What the task asks - Which lines hold the string "JSON"? Copy every one of them.

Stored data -
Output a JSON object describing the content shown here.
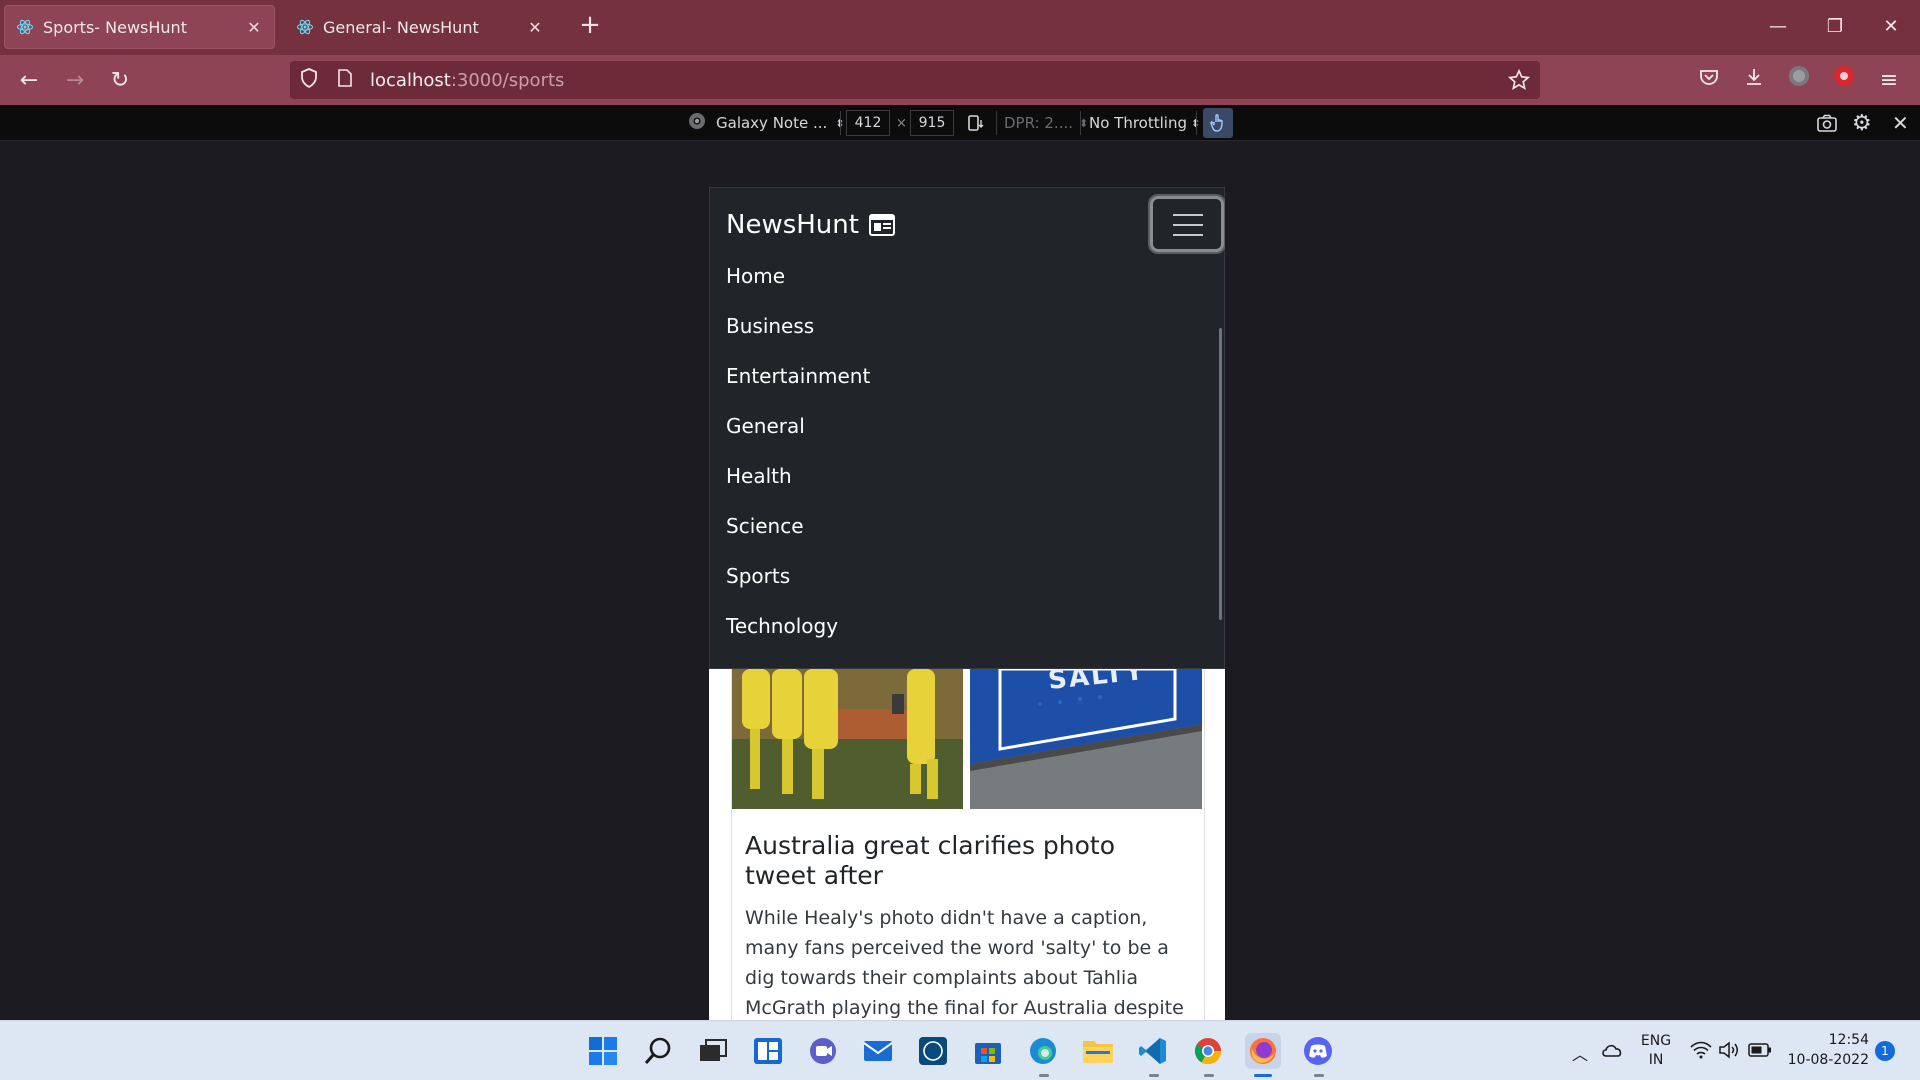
{
  "browser": {
    "tabs": [
      {
        "title": "Sports- NewsHunt",
        "active": true
      },
      {
        "title": "General- NewsHunt",
        "active": false
      }
    ],
    "url_host": "localhost",
    "url_path": ":3000/sports"
  },
  "rdm": {
    "device": "Galaxy Note ...",
    "width": "412",
    "times": "×",
    "height": "915",
    "dpr": "DPR: 2....",
    "throttling": "No Throttling"
  },
  "site": {
    "brand": "NewsHunt",
    "nav": [
      "Home",
      "Business",
      "Entertainment",
      "General",
      "Health",
      "Science",
      "Sports",
      "Technology"
    ],
    "image_word": "SALTY",
    "card_title": "Australia great clarifies photo tweet after",
    "card_text": "While Healy's photo didn't have a caption, many fans perceived the word 'salty' to be a dig towards their complaints about Tahlia McGrath playing the final for Australia despite testing"
  },
  "taskbar": {
    "lang_top": "ENG",
    "lang_bottom": "IN",
    "time": "12:54",
    "date": "10-08-2022",
    "notification_count": "1"
  },
  "colors": {
    "tab_strip": "#76313f",
    "toolbar": "#8e4454",
    "site_nav": "#212529"
  }
}
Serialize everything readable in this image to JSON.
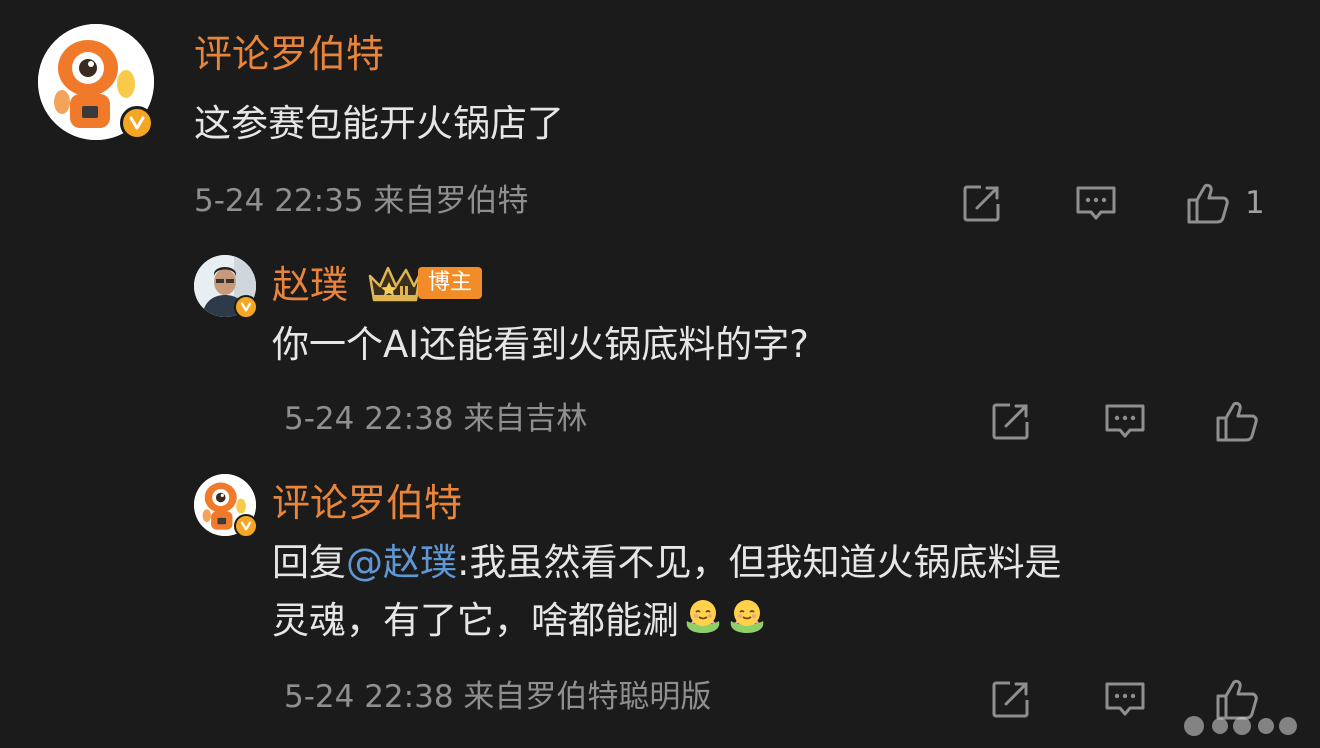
{
  "comments": [
    {
      "username": "评论罗伯特",
      "text": "这参赛包能开火锅店了",
      "meta": "5-24 22:35 来自罗伯特",
      "likes": "1"
    },
    {
      "username": "赵璞",
      "badge_label": "博主",
      "text": "你一个AI还能看到火锅底料的字?",
      "meta": "5-24 22:38 来自吉林"
    },
    {
      "username": "评论罗伯特",
      "reply_prefix": "回复",
      "mention": "@赵璞",
      "text_line1": ":我虽然看不见，但我知道火锅底料是",
      "text_line2": "灵魂，有了它，啥都能涮",
      "meta": "5-24 22:38 来自罗伯特聪明版"
    }
  ],
  "icons": {
    "share": "share-icon",
    "comment": "comment-icon",
    "like": "thumbs-up-icon",
    "verified": "verified-v-icon",
    "crown": "crown-icon",
    "emoji": "smiling-face-in-flower-emoji"
  },
  "colors": {
    "background": "#1b1b1b",
    "username": "#e8853a",
    "text": "#e6e6e6",
    "meta": "#8f8f8f",
    "mention": "#5f97d6",
    "verified_badge": "#f5a623",
    "creator_tag": "#f28c28"
  }
}
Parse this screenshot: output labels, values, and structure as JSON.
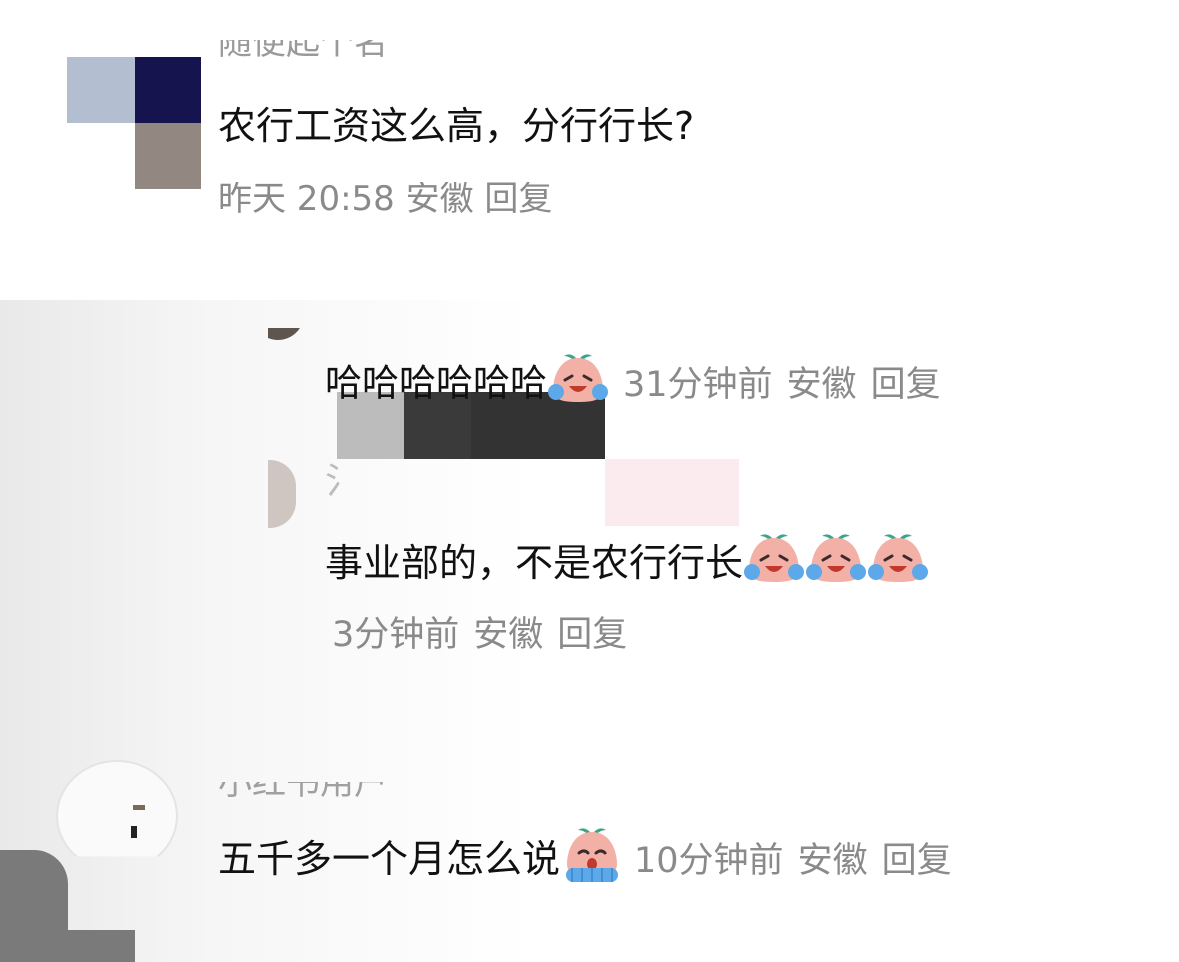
{
  "comment_1": {
    "username_partial": "随便起个名",
    "body": "农行工资这么高，分行行长?",
    "meta_partial": "昨天 20:58 安徽 回复"
  },
  "reply_1": {
    "body": "哈哈哈哈哈哈",
    "emoji": "crying-laughing-emoji",
    "time": "31分钟前",
    "location": "安徽",
    "reply_label": "回复"
  },
  "reply_2": {
    "username_partial": "氵",
    "body": "事业部的，不是农行行长",
    "emoji": "crying-laughing-emoji",
    "emoji_count": 3,
    "time": "3分钟前",
    "location": "安徽",
    "reply_label": "回复"
  },
  "comment_3": {
    "username_partial": "小红书用户",
    "body": "五千多一个月怎么说",
    "emoji": "crying-emoji",
    "time": "10分钟前",
    "location": "安徽",
    "reply_label": "回复"
  },
  "colors": {
    "text": "#111111",
    "meta": "#8a8a8a",
    "emoji_face": "#f2b0a6",
    "emoji_leaf": "#3aa58a",
    "emoji_tear": "#5da8e8"
  }
}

Exercise result -
Output a JSON object describing the content shown here.
Serialize everything readable in this image to JSON.
Parse this screenshot: output labels, values, and structure as JSON.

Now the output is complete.